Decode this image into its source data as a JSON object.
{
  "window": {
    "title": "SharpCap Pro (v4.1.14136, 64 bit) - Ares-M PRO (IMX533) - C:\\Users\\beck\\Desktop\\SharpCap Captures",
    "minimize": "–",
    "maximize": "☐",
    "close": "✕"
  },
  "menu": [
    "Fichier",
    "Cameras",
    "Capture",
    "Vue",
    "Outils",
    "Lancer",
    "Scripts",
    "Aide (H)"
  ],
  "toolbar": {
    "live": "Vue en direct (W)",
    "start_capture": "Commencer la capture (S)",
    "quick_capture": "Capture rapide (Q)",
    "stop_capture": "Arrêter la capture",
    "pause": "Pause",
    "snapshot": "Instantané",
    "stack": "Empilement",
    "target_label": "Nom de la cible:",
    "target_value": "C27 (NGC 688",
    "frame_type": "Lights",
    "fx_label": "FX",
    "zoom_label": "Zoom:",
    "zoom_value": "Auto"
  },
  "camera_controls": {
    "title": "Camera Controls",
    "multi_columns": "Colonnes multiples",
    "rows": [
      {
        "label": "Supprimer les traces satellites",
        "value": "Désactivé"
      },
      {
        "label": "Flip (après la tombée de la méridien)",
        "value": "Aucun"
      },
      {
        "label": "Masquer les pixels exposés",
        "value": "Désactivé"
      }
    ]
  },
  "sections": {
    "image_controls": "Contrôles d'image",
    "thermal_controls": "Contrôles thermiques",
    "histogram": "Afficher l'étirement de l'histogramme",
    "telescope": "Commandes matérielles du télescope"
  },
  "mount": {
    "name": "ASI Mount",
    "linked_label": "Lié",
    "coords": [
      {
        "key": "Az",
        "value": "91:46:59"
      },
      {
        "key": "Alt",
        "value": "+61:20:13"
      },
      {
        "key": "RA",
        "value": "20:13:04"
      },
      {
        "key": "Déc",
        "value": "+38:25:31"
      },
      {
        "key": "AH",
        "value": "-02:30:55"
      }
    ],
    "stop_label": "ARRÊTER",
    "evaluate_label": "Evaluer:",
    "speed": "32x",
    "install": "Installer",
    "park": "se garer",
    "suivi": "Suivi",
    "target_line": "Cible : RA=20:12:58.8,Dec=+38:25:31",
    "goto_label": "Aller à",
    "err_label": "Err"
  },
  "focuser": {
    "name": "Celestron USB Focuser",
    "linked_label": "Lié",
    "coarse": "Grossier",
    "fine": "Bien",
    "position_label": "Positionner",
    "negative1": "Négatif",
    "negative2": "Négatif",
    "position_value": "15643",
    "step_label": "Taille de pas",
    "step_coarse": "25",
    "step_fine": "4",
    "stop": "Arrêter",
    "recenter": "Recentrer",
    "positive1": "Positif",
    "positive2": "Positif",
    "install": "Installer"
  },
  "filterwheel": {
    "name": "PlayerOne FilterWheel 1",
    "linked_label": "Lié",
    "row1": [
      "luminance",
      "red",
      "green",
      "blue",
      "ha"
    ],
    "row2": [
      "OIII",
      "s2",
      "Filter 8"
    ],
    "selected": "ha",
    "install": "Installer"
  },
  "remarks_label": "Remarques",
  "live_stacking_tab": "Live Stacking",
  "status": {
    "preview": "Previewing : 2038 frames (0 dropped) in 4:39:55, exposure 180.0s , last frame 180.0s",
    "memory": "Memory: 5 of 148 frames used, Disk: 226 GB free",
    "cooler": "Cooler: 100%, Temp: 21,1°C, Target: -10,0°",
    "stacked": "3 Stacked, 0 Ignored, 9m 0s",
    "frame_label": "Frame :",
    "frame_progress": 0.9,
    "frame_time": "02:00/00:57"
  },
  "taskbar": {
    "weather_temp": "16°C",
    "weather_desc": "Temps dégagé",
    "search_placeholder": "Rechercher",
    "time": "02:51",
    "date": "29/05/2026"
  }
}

What is expected ▸
Copy all of the material word for word.

Solution ▸
Decode this image into its source data as a JSON object.
{
  "window": {
    "title": "SharpCap Pro (v4.1.14136, 64 bit) - Ares-M PRO (IMX533) - C:\\Users\\beck\\Desktop\\SharpCap Captures",
    "minimize": "–",
    "maximize": "☐",
    "close": "✕"
  },
  "menu": [
    "Fichier",
    "Cameras",
    "Capture",
    "Vue",
    "Outils",
    "Lancer",
    "Scripts",
    "Aide (H)"
  ],
  "toolbar": {
    "live": "Vue en direct (W)",
    "start_capture": "Commencer la capture (S)",
    "quick_capture": "Capture rapide (Q)",
    "stop_capture": "Arrêter la capture",
    "pause": "Pause",
    "snapshot": "Instantané",
    "stack": "Empilement",
    "target_label": "Nom de la cible:",
    "target_value": "C27 (NGC 688",
    "frame_type": "Lights",
    "fx_label": "FX",
    "zoom_label": "Zoom:",
    "zoom_value": "Auto"
  },
  "camera_controls": {
    "title": "Camera Controls",
    "multi_columns": "Colonnes multiples",
    "rows": [
      {
        "label": "Supprimer les traces satellites",
        "value": "Désactivé"
      },
      {
        "label": "Flip (après la tombée de la méridien)",
        "value": "Aucun"
      },
      {
        "label": "Masquer les pixels exposés",
        "value": "Désactivé"
      }
    ]
  },
  "sections": {
    "image_controls": "Contrôles d'image",
    "thermal_controls": "Contrôles thermiques",
    "histogram": "Afficher l'étirement de l'histogramme",
    "telescope": "Commandes matérielles du télescope"
  },
  "mount": {
    "name": "ASI Mount",
    "linked_label": "Lié",
    "coords": [
      {
        "key": "Az",
        "value": "91:46:59"
      },
      {
        "key": "Alt",
        "value": "+61:20:13"
      },
      {
        "key": "RA",
        "value": "20:13:04"
      },
      {
        "key": "Déc",
        "value": "+38:25:31"
      },
      {
        "key": "AH",
        "value": "-02:30:55"
      }
    ],
    "stop_label": "ARRÊTER",
    "evaluate_label": "Evaluer:",
    "speed": "32x",
    "install": "Installer",
    "park": "se garer",
    "suivi": "Suivi",
    "target_line": "Cible : RA=20:12:58.8,Dec=+38:25:31",
    "goto_label": "Aller à",
    "err_label": "Err"
  },
  "focuser": {
    "name": "Celestron USB Focuser",
    "linked_label": "Lié",
    "coarse": "Grossier",
    "fine": "Bien",
    "position_label": "Positionner",
    "negative1": "Négatif",
    "negative2": "Négatif",
    "position_value": "15643",
    "step_label": "Taille de pas",
    "step_coarse": "25",
    "step_fine": "4",
    "stop": "Arrêter",
    "recenter": "Recentrer",
    "positive1": "Positif",
    "positive2": "Positif",
    "install": "Installer"
  },
  "filterwheel": {
    "name": "PlayerOne FilterWheel 1",
    "linked_label": "Lié",
    "row1": [
      "luminance",
      "red",
      "green",
      "blue",
      "ha"
    ],
    "row2": [
      "OIII",
      "s2",
      "Filter 8"
    ],
    "selected": "ha",
    "install": "Installer"
  },
  "remarks_label": "Remarques",
  "live_stacking_tab": "Live Stacking",
  "status": {
    "preview": "Previewing : 2038 frames (0 dropped) in 4:39:55, exposure 180.0s , last frame 180.0s",
    "memory": "Memory: 5 of 148 frames used, Disk: 226 GB free",
    "cooler": "Cooler: 100%, Temp: 21,1°C, Target: -10,0°",
    "stacked": "3 Stacked, 0 Ignored, 9m 0s",
    "frame_label": "Frame :",
    "frame_progress": 0.9,
    "frame_time": "02:00/00:57"
  },
  "taskbar": {
    "weather_temp": "16°C",
    "weather_desc": "Temps dégagé",
    "search_placeholder": "Rechercher",
    "time": "02:51",
    "date": "29/05/2026"
  }
}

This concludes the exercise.